Set down each record exactly as written.

── Material for this task ──

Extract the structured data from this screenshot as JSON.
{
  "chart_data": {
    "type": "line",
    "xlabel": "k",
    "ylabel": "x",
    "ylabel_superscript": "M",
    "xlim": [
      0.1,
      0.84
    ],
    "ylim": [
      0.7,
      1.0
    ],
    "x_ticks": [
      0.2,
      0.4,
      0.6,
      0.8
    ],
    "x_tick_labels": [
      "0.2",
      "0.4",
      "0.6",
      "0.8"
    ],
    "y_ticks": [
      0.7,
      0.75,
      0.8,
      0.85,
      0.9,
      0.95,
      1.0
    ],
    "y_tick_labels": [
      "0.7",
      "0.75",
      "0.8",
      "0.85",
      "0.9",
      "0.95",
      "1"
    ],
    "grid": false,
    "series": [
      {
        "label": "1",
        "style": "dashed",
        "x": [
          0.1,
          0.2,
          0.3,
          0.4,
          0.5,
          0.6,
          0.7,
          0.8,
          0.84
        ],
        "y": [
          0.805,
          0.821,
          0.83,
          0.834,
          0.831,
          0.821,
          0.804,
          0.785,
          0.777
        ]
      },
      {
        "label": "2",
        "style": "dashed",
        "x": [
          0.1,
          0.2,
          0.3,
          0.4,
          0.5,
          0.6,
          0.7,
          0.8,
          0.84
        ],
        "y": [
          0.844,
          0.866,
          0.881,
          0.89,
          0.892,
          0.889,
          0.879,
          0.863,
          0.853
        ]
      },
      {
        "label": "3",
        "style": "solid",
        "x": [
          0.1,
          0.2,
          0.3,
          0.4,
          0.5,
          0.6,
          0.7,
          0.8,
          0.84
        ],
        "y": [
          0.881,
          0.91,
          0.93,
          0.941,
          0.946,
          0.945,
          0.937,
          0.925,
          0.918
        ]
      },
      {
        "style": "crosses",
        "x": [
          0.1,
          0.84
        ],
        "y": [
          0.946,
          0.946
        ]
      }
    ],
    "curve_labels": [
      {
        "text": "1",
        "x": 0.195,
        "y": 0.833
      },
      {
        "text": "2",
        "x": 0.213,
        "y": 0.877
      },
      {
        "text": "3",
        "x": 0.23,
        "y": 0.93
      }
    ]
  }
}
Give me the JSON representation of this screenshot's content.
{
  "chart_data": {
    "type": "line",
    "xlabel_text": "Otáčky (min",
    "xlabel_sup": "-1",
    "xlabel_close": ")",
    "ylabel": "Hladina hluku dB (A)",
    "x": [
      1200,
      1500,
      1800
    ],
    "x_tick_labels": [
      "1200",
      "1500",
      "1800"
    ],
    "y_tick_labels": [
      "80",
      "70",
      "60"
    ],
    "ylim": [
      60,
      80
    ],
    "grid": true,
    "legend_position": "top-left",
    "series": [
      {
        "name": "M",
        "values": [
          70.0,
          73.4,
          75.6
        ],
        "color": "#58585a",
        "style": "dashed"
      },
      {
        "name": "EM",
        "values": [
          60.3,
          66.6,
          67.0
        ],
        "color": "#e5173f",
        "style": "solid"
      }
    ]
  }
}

───

* _Answer to this problem_:
Extract the structured data from this screenshot as JSON.
{
  "chart_data": {
    "type": "line",
    "xlabel": "k",
    "ylabel": "x",
    "ylabel_superscript": "M",
    "xlim": [
      0.1,
      0.84
    ],
    "ylim": [
      0.7,
      1.0
    ],
    "x_ticks": [
      0.2,
      0.4,
      0.6,
      0.8
    ],
    "x_tick_labels": [
      "0.2",
      "0.4",
      "0.6",
      "0.8"
    ],
    "y_ticks": [
      0.7,
      0.75,
      0.8,
      0.85,
      0.9,
      0.95,
      1.0
    ],
    "y_tick_labels": [
      "0.7",
      "0.75",
      "0.8",
      "0.85",
      "0.9",
      "0.95",
      "1"
    ],
    "grid": false,
    "series": [
      {
        "label": "1",
        "style": "dashed",
        "x": [
          0.1,
          0.2,
          0.3,
          0.4,
          0.5,
          0.6,
          0.7,
          0.8,
          0.84
        ],
        "y": [
          0.805,
          0.821,
          0.83,
          0.834,
          0.831,
          0.821,
          0.804,
          0.785,
          0.777
        ]
      },
      {
        "label": "2",
        "style": "dashed",
        "x": [
          0.1,
          0.2,
          0.3,
          0.4,
          0.5,
          0.6,
          0.7,
          0.8,
          0.84
        ],
        "y": [
          0.844,
          0.866,
          0.881,
          0.89,
          0.892,
          0.889,
          0.879,
          0.863,
          0.853
        ]
      },
      {
        "label": "3",
        "style": "solid",
        "x": [
          0.1,
          0.2,
          0.3,
          0.4,
          0.5,
          0.6,
          0.7,
          0.8,
          0.84
        ],
        "y": [
          0.881,
          0.91,
          0.93,
          0.941,
          0.946,
          0.945,
          0.937,
          0.925,
          0.918
        ]
      },
      {
        "style": "crosses",
        "x": [
          0.1,
          0.84
        ],
        "y": [
          0.946,
          0.946
        ]
      }
    ],
    "curve_labels": [
      {
        "text": "1",
        "x": 0.195,
        "y": 0.833
      },
      {
        "text": "2",
        "x": 0.213,
        "y": 0.877
      },
      {
        "text": "3",
        "x": 0.23,
        "y": 0.93
      }
    ]
  }
}
Give me the JSON representation of this screenshot's content.
{
  "chart_data": {
    "type": "line",
    "xlabel_text": "Otáčky (min",
    "xlabel_sup": "-1",
    "xlabel_close": ")",
    "ylabel": "Hladina hluku dB (A)",
    "x": [
      1200,
      1500,
      1800
    ],
    "x_tick_labels": [
      "1200",
      "1500",
      "1800"
    ],
    "y_tick_labels": [
      "80",
      "70",
      "60"
    ],
    "ylim": [
      60,
      80
    ],
    "grid": true,
    "legend_position": "top-left",
    "series": [
      {
        "name": "M",
        "values": [
          70.0,
          73.4,
          75.6
        ],
        "color": "#58585a",
        "style": "dashed"
      },
      {
        "name": "EM",
        "values": [
          60.3,
          66.6,
          67.0
        ],
        "color": "#e5173f",
        "style": "solid"
      }
    ]
  }
}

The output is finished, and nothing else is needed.